## start RECORDS FOR THIS EXERCISE

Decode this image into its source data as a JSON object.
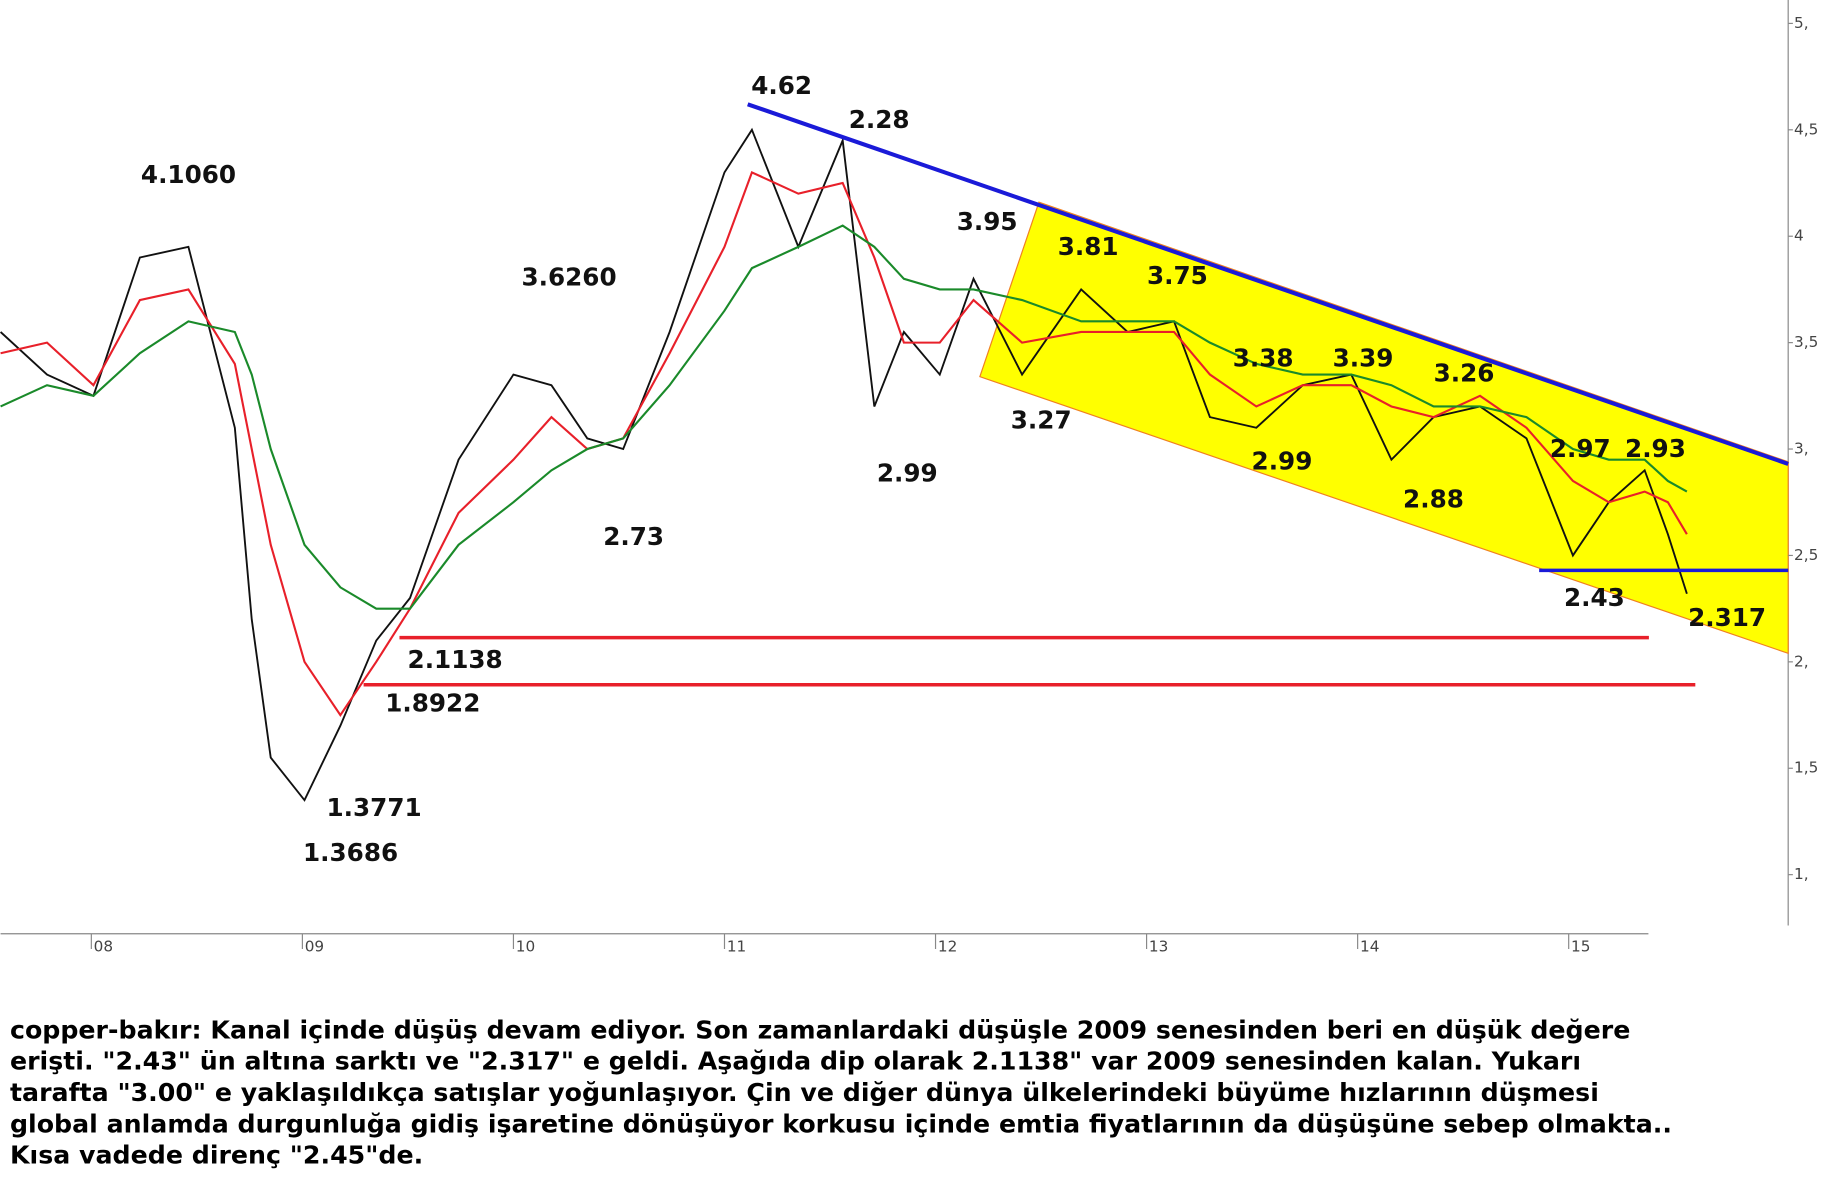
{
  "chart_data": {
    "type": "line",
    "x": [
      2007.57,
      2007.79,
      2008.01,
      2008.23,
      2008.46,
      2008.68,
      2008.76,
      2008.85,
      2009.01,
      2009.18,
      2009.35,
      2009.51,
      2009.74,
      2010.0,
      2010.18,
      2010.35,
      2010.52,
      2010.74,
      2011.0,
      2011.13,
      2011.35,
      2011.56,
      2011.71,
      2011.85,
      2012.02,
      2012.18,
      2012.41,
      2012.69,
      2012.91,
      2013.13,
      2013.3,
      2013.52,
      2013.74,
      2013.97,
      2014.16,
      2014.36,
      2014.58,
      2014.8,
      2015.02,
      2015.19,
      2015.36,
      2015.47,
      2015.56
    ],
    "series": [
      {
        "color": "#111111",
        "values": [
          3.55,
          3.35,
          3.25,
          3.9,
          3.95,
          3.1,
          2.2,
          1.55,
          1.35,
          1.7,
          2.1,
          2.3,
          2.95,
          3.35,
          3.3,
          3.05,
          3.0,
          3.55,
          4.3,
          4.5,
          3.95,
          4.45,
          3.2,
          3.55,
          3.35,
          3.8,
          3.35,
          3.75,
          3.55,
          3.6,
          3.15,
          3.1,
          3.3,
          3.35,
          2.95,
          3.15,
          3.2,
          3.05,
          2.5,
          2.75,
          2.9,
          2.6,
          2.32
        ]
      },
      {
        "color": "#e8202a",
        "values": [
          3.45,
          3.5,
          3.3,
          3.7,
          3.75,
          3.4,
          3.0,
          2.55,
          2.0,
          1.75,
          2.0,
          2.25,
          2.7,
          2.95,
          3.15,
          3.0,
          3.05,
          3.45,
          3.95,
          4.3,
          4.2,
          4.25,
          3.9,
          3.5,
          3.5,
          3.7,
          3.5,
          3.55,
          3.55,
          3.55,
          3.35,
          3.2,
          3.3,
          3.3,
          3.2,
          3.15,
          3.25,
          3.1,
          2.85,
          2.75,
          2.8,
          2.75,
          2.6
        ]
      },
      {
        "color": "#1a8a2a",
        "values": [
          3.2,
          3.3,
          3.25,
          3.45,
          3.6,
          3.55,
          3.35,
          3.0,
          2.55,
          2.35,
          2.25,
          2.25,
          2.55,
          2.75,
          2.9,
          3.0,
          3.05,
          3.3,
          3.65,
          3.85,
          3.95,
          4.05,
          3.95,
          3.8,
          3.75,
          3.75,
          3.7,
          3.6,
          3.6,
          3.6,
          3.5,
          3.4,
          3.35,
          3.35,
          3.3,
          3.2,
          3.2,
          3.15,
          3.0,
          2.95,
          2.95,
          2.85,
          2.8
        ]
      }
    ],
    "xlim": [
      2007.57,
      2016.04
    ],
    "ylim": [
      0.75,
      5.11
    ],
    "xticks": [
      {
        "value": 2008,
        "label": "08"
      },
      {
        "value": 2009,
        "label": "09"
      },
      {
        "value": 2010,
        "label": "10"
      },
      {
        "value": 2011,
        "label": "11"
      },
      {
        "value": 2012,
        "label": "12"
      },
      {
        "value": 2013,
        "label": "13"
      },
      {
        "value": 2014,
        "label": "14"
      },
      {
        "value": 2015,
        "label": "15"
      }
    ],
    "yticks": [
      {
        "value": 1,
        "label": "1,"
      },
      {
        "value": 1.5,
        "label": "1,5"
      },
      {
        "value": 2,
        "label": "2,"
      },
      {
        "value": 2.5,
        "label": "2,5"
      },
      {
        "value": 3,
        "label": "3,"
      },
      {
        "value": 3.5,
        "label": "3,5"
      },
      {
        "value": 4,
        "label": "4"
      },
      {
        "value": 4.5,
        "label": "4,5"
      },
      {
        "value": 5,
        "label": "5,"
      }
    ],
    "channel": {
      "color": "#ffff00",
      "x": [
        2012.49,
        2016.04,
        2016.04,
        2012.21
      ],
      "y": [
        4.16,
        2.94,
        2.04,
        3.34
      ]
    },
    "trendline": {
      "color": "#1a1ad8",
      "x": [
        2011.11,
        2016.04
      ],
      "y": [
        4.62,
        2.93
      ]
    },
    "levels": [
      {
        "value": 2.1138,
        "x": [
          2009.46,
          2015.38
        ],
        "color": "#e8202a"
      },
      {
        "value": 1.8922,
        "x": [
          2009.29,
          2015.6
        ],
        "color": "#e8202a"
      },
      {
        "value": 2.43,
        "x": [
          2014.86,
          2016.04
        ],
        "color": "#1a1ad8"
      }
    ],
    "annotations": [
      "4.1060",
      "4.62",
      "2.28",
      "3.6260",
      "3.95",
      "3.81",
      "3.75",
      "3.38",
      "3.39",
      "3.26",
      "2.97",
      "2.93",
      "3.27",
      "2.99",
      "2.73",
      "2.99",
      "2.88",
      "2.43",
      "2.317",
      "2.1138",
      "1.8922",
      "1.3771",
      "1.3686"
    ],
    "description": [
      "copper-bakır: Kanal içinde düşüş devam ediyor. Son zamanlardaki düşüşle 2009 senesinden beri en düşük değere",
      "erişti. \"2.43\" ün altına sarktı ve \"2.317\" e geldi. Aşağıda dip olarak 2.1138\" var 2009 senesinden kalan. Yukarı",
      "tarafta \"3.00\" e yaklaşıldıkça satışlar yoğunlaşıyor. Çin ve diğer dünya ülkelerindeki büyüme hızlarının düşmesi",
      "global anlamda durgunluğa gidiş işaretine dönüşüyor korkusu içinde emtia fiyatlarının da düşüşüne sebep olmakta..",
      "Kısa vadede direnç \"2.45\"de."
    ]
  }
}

## end RECORDS FOR THIS EXERCISE

(TASK INSTRUCTIONS)
Write the records out once more, exactly as they appear, with no pictures.

(WRITTEN RESPONSE)
Decode this image into its source data as a JSON object.
{
  "chart_data": {
    "type": "line",
    "x": [
      2007.57,
      2007.79,
      2008.01,
      2008.23,
      2008.46,
      2008.68,
      2008.76,
      2008.85,
      2009.01,
      2009.18,
      2009.35,
      2009.51,
      2009.74,
      2010.0,
      2010.18,
      2010.35,
      2010.52,
      2010.74,
      2011.0,
      2011.13,
      2011.35,
      2011.56,
      2011.71,
      2011.85,
      2012.02,
      2012.18,
      2012.41,
      2012.69,
      2012.91,
      2013.13,
      2013.3,
      2013.52,
      2013.74,
      2013.97,
      2014.16,
      2014.36,
      2014.58,
      2014.8,
      2015.02,
      2015.19,
      2015.36,
      2015.47,
      2015.56
    ],
    "series": [
      {
        "color": "#111111",
        "values": [
          3.55,
          3.35,
          3.25,
          3.9,
          3.95,
          3.1,
          2.2,
          1.55,
          1.35,
          1.7,
          2.1,
          2.3,
          2.95,
          3.35,
          3.3,
          3.05,
          3.0,
          3.55,
          4.3,
          4.5,
          3.95,
          4.45,
          3.2,
          3.55,
          3.35,
          3.8,
          3.35,
          3.75,
          3.55,
          3.6,
          3.15,
          3.1,
          3.3,
          3.35,
          2.95,
          3.15,
          3.2,
          3.05,
          2.5,
          2.75,
          2.9,
          2.6,
          2.32
        ]
      },
      {
        "color": "#e8202a",
        "values": [
          3.45,
          3.5,
          3.3,
          3.7,
          3.75,
          3.4,
          3.0,
          2.55,
          2.0,
          1.75,
          2.0,
          2.25,
          2.7,
          2.95,
          3.15,
          3.0,
          3.05,
          3.45,
          3.95,
          4.3,
          4.2,
          4.25,
          3.9,
          3.5,
          3.5,
          3.7,
          3.5,
          3.55,
          3.55,
          3.55,
          3.35,
          3.2,
          3.3,
          3.3,
          3.2,
          3.15,
          3.25,
          3.1,
          2.85,
          2.75,
          2.8,
          2.75,
          2.6
        ]
      },
      {
        "color": "#1a8a2a",
        "values": [
          3.2,
          3.3,
          3.25,
          3.45,
          3.6,
          3.55,
          3.35,
          3.0,
          2.55,
          2.35,
          2.25,
          2.25,
          2.55,
          2.75,
          2.9,
          3.0,
          3.05,
          3.3,
          3.65,
          3.85,
          3.95,
          4.05,
          3.95,
          3.8,
          3.75,
          3.75,
          3.7,
          3.6,
          3.6,
          3.6,
          3.5,
          3.4,
          3.35,
          3.35,
          3.3,
          3.2,
          3.2,
          3.15,
          3.0,
          2.95,
          2.95,
          2.85,
          2.8
        ]
      }
    ],
    "xlim": [
      2007.57,
      2016.04
    ],
    "ylim": [
      0.75,
      5.11
    ],
    "xticks": [
      {
        "value": 2008,
        "label": "08"
      },
      {
        "value": 2009,
        "label": "09"
      },
      {
        "value": 2010,
        "label": "10"
      },
      {
        "value": 2011,
        "label": "11"
      },
      {
        "value": 2012,
        "label": "12"
      },
      {
        "value": 2013,
        "label": "13"
      },
      {
        "value": 2014,
        "label": "14"
      },
      {
        "value": 2015,
        "label": "15"
      }
    ],
    "yticks": [
      {
        "value": 1,
        "label": "1,"
      },
      {
        "value": 1.5,
        "label": "1,5"
      },
      {
        "value": 2,
        "label": "2,"
      },
      {
        "value": 2.5,
        "label": "2,5"
      },
      {
        "value": 3,
        "label": "3,"
      },
      {
        "value": 3.5,
        "label": "3,5"
      },
      {
        "value": 4,
        "label": "4"
      },
      {
        "value": 4.5,
        "label": "4,5"
      },
      {
        "value": 5,
        "label": "5,"
      }
    ],
    "channel": {
      "color": "#ffff00",
      "x": [
        2012.49,
        2016.04,
        2016.04,
        2012.21
      ],
      "y": [
        4.16,
        2.94,
        2.04,
        3.34
      ]
    },
    "trendline": {
      "color": "#1a1ad8",
      "x": [
        2011.11,
        2016.04
      ],
      "y": [
        4.62,
        2.93
      ]
    },
    "levels": [
      {
        "value": 2.1138,
        "x": [
          2009.46,
          2015.38
        ],
        "color": "#e8202a"
      },
      {
        "value": 1.8922,
        "x": [
          2009.29,
          2015.6
        ],
        "color": "#e8202a"
      },
      {
        "value": 2.43,
        "x": [
          2014.86,
          2016.04
        ],
        "color": "#1a1ad8"
      }
    ],
    "annotations": [
      "4.1060",
      "4.62",
      "2.28",
      "3.6260",
      "3.95",
      "3.81",
      "3.75",
      "3.38",
      "3.39",
      "3.26",
      "2.97",
      "2.93",
      "3.27",
      "2.99",
      "2.73",
      "2.99",
      "2.88",
      "2.43",
      "2.317",
      "2.1138",
      "1.8922",
      "1.3771",
      "1.3686"
    ],
    "description": [
      "copper-bakır: Kanal içinde düşüş devam ediyor. Son zamanlardaki düşüşle 2009 senesinden beri en düşük değere",
      "erişti. \"2.43\" ün altına sarktı ve \"2.317\" e geldi. Aşağıda dip olarak 2.1138\" var 2009 senesinden kalan. Yukarı",
      "tarafta \"3.00\" e yaklaşıldıkça satışlar yoğunlaşıyor. Çin ve diğer dünya ülkelerindeki büyüme hızlarının düşmesi",
      "global anlamda durgunluğa gidiş işaretine dönüşüyor korkusu içinde emtia fiyatlarının da düşüşüne sebep olmakta..",
      "Kısa vadede direnç \"2.45\"de."
    ]
  }
}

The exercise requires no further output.